◆ **Problem description**
What follows is a listing. Return every line of it exactly.

◆ **Input for this task**

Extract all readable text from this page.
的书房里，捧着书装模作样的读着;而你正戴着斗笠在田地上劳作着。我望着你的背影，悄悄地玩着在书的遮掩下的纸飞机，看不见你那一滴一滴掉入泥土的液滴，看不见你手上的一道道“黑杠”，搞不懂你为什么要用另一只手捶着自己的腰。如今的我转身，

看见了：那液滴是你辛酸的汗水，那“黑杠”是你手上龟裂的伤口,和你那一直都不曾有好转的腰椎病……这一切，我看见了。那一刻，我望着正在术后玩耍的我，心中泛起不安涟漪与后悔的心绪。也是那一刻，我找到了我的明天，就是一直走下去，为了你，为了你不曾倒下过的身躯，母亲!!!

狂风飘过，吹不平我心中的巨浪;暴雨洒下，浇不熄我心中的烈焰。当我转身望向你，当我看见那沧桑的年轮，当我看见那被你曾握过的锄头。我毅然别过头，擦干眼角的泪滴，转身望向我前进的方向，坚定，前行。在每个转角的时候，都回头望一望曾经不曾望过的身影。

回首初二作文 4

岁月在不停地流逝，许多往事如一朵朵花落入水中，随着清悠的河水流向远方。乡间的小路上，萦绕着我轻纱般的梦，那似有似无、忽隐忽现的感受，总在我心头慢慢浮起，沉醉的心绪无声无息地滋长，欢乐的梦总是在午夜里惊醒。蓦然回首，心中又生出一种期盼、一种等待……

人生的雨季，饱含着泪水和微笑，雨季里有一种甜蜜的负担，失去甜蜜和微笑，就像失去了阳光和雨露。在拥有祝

◆ **Exercise solution**
Extract all readable text from this page.
的书房里，捧着书装模作样的读着;而你正戴着斗笠在田地上劳作着。我望着你的背影，悄悄地玩着在书的遮掩下的纸飞机，看不见你那一滴一滴掉入泥土的液滴，看不见你手上的一道道“黑杠”，搞不懂你为什么要用另一只手捶着自己的腰。如今的我转身，

看见了：那液滴是你辛酸的汗水，那“黑杠”是你手上龟裂的伤口,和你那一直都不曾有好转的腰椎病……这一切，我看见了。那一刻，我望着正在术后玩耍的我，心中泛起不安涟漪与后悔的心绪。也是那一刻，我找到了我的明天，就是一直走下去，为了你，为了你不曾倒下过的身躯，母亲!!!

狂风飘过，吹不平我心中的巨浪;暴雨洒下，浇不熄我心中的烈焰。当我转身望向你，当我看见那沧桑的年轮，当我看见那被你曾握过的锄头。我毅然别过头，擦干眼角的泪滴，转身望向我前进的方向，坚定，前行。在每个转角的时候，都回头望一望曾经不曾望过的身影。

回首初二作文 4

岁月在不停地流逝，许多往事如一朵朵花落入水中，随着清悠的河水流向远方。乡间的小路上，萦绕着我轻纱般的梦，那似有似无、忽隐忽现的感受，总在我心头慢慢浮起，沉醉的心绪无声无息地滋长，欢乐的梦总是在午夜里惊醒。蓦然回首，心中又生出一种期盼、一种等待……

人生的雨季，饱含着泪水和微笑，雨季里有一种甜蜜的负担，失去甜蜜和微笑，就像失去了阳光和雨露。在拥有祝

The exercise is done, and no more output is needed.